* Start Records for this exercise *

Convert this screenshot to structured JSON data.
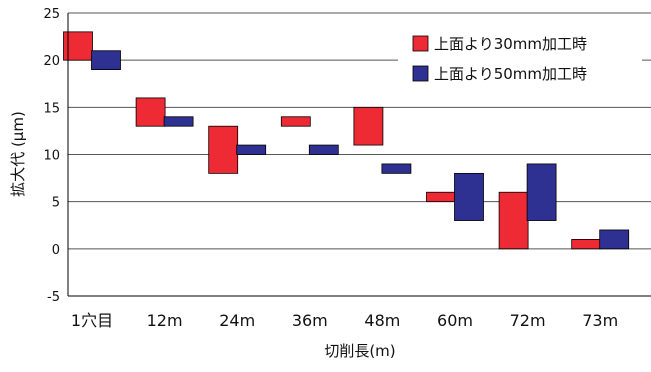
{
  "chart_data": {
    "type": "floating-bar",
    "title": "",
    "xlabel": "切削長(m)",
    "ylabel": "拡大代 (μm)",
    "ylim": [
      -5,
      25
    ],
    "yticks": [
      -5,
      0,
      5,
      10,
      15,
      20,
      25
    ],
    "grid": "horizontal",
    "legend_position": "top-right",
    "categories": [
      "1穴目",
      "12m",
      "24m",
      "36m",
      "48m",
      "60m",
      "72m",
      "73m"
    ],
    "series": [
      {
        "name": "上面より30mm加工時",
        "color": "#ee2b35",
        "ranges": [
          [
            20,
            23
          ],
          [
            13,
            16
          ],
          [
            8,
            13
          ],
          [
            13,
            14
          ],
          [
            11,
            15
          ],
          [
            5,
            6
          ],
          [
            0,
            6
          ],
          [
            0,
            1
          ]
        ]
      },
      {
        "name": "上面より50mm加工時",
        "color": "#2e3192",
        "ranges": [
          [
            19,
            21
          ],
          [
            13,
            14
          ],
          [
            10,
            11
          ],
          [
            10,
            11
          ],
          [
            8,
            9
          ],
          [
            3,
            8
          ],
          [
            3,
            9
          ],
          [
            0,
            2
          ]
        ]
      }
    ]
  }
}
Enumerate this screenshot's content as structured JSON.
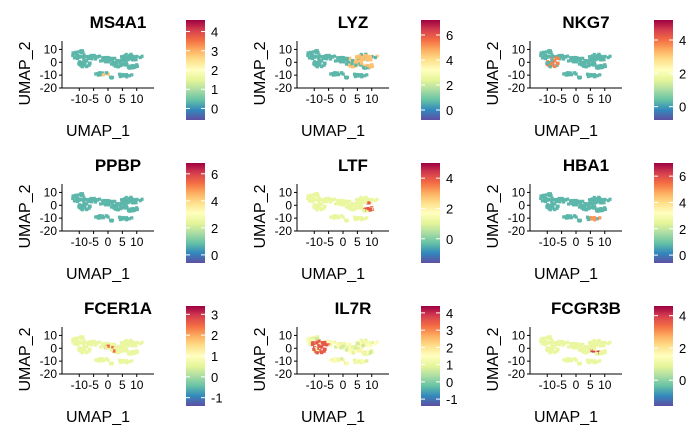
{
  "chart_data": [
    {
      "type": "scatter",
      "title": "MS4A1",
      "xlabel": "UMAP_1",
      "ylabel": "UMAP_2",
      "xticks": [
        "-10",
        "-5",
        "0",
        "5",
        "10"
      ],
      "yticks": [
        "10",
        "0",
        "-10",
        "-20"
      ],
      "legend_ticks": [
        "4",
        "3",
        "2",
        "1",
        "0"
      ],
      "legend_range": [
        -0.6,
        4.6
      ],
      "hot": {
        "x": [
          -3,
          1
        ],
        "y": [
          -11,
          -9
        ],
        "value": 2.8
      }
    },
    {
      "type": "scatter",
      "title": "LYZ",
      "xlabel": "UMAP_1",
      "ylabel": "UMAP_2",
      "xticks": [
        "-10",
        "-5",
        "0",
        "5",
        "10"
      ],
      "yticks": [
        "10",
        "0",
        "-10",
        "-20"
      ],
      "legend_ticks": [
        "6",
        "4",
        "2",
        "0"
      ],
      "legend_range": [
        -0.8,
        7.2
      ],
      "hot": {
        "x": [
          2,
          12
        ],
        "y": [
          -4,
          6
        ],
        "value": 4.5
      }
    },
    {
      "type": "scatter",
      "title": "NKG7",
      "xlabel": "UMAP_1",
      "ylabel": "UMAP_2",
      "xticks": [
        "-10",
        "-5",
        "0",
        "5",
        "10"
      ],
      "yticks": [
        "10",
        "0",
        "-10",
        "-20"
      ],
      "legend_ticks": [
        "4",
        "2",
        "0"
      ],
      "legend_range": [
        -0.8,
        5.2
      ],
      "hot": {
        "x": [
          -10,
          -5
        ],
        "y": [
          -6,
          4
        ],
        "value": 3.8
      }
    },
    {
      "type": "scatter",
      "title": "PPBP",
      "xlabel": "UMAP_1",
      "ylabel": "UMAP_2",
      "xticks": [
        "-10",
        "-5",
        "0",
        "5",
        "10"
      ],
      "yticks": [
        "10",
        "0",
        "-10",
        "-20"
      ],
      "legend_ticks": [
        "6",
        "4",
        "2",
        "0"
      ],
      "legend_range": [
        -0.6,
        6.8
      ],
      "hot": null
    },
    {
      "type": "scatter",
      "title": "LTF",
      "xlabel": "UMAP_1",
      "ylabel": "UMAP_2",
      "xticks": [
        "-10",
        "-5",
        "0",
        "5",
        "10"
      ],
      "yticks": [
        "10",
        "0",
        "-10",
        "-20"
      ],
      "legend_ticks": [
        "4",
        "2",
        "0"
      ],
      "legend_range": [
        -1.6,
        5
      ],
      "hot": {
        "x": [
          7,
          11
        ],
        "y": [
          -4,
          2
        ],
        "value": 4
      }
    },
    {
      "type": "scatter",
      "title": "HBA1",
      "xlabel": "UMAP_1",
      "ylabel": "UMAP_2",
      "xticks": [
        "-10",
        "-5",
        "0",
        "5",
        "10"
      ],
      "yticks": [
        "10",
        "0",
        "-10",
        "-20"
      ],
      "legend_ticks": [
        "6",
        "4",
        "2",
        "0"
      ],
      "legend_range": [
        -0.6,
        7
      ],
      "hot": {
        "x": [
          5,
          10
        ],
        "y": [
          -12,
          -8
        ],
        "value": 5
      }
    },
    {
      "type": "scatter",
      "title": "FCER1A",
      "xlabel": "UMAP_1",
      "ylabel": "UMAP_2",
      "xticks": [
        "-10",
        "-5",
        "0",
        "5",
        "10"
      ],
      "yticks": [
        "10",
        "0",
        "-10",
        "-20"
      ],
      "legend_ticks": [
        "3",
        "2",
        "1",
        "0",
        "-1"
      ],
      "legend_range": [
        -1.4,
        3.4
      ],
      "hot": {
        "x": [
          -1,
          3
        ],
        "y": [
          -3,
          2
        ],
        "value": 2.5
      }
    },
    {
      "type": "scatter",
      "title": "IL7R",
      "xlabel": "UMAP_1",
      "ylabel": "UMAP_2",
      "xticks": [
        "-10",
        "-5",
        "0",
        "5",
        "10"
      ],
      "yticks": [
        "10",
        "0",
        "-10",
        "-20"
      ],
      "legend_ticks": [
        "4",
        "3",
        "2",
        "1",
        "0",
        "-1"
      ],
      "legend_range": [
        -1.4,
        4.4
      ],
      "hot": {
        "x": [
          -11,
          -5
        ],
        "y": [
          -6,
          6
        ],
        "value": 3.5
      }
    },
    {
      "type": "scatter",
      "title": "FCGR3B",
      "xlabel": "UMAP_1",
      "ylabel": "UMAP_2",
      "xticks": [
        "-10",
        "-5",
        "0",
        "5",
        "10"
      ],
      "yticks": [
        "10",
        "0",
        "-10",
        "-20"
      ],
      "legend_ticks": [
        "4",
        "2",
        "0"
      ],
      "legend_range": [
        -1.6,
        4.6
      ],
      "hot": {
        "x": [
          5,
          9
        ],
        "y": [
          -4,
          -1
        ],
        "value": 4
      }
    }
  ],
  "colors": {
    "spectral": [
      "#5e4fa2",
      "#3288bd",
      "#66c2a5",
      "#abdda4",
      "#e6f598",
      "#ffffbf",
      "#fee08b",
      "#fdae61",
      "#f46d43",
      "#d53e4f",
      "#9e0142"
    ],
    "baseline": "#4577b4",
    "legend_bg": "#ffffff"
  }
}
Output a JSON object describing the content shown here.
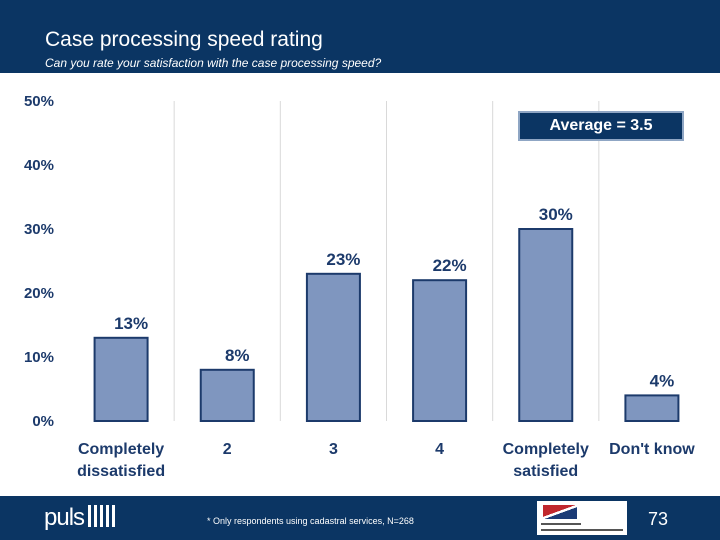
{
  "header": {
    "title": "Case processing speed rating",
    "subtitle": "Can you rate your satisfaction with the case processing speed?"
  },
  "chart_data": {
    "type": "bar",
    "categories": [
      [
        "Completely",
        "dissatisfied"
      ],
      [
        "2"
      ],
      [
        "3"
      ],
      [
        "4"
      ],
      [
        "Completely",
        "satisfied"
      ],
      [
        "Don't know"
      ]
    ],
    "values": [
      13,
      8,
      23,
      22,
      30,
      4
    ],
    "data_labels": [
      "13%",
      "8%",
      "23%",
      "22%",
      "30%",
      "4%"
    ],
    "yticks": [
      "0%",
      "10%",
      "20%",
      "30%",
      "40%",
      "50%"
    ],
    "ylim": [
      0,
      50
    ],
    "bar_color": "#7f96bf",
    "bar_edge_color": "#1c3a6b",
    "grid": true
  },
  "annotation": {
    "average": "Average = 3.5"
  },
  "footer": {
    "logo_text": "puls",
    "note": "* Only respondents using cadastral services, N=268",
    "page_number": "73"
  },
  "colors": {
    "navy": "#0b3563",
    "label": "#1c3a6b"
  }
}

* End Records for this exercise *

• Exercise aim: Check every line of the data, and copy the ones that contain "content".

• The output:
Enumerate this screenshot's content as structured JSON.
Output a JSON object describing the content shown here.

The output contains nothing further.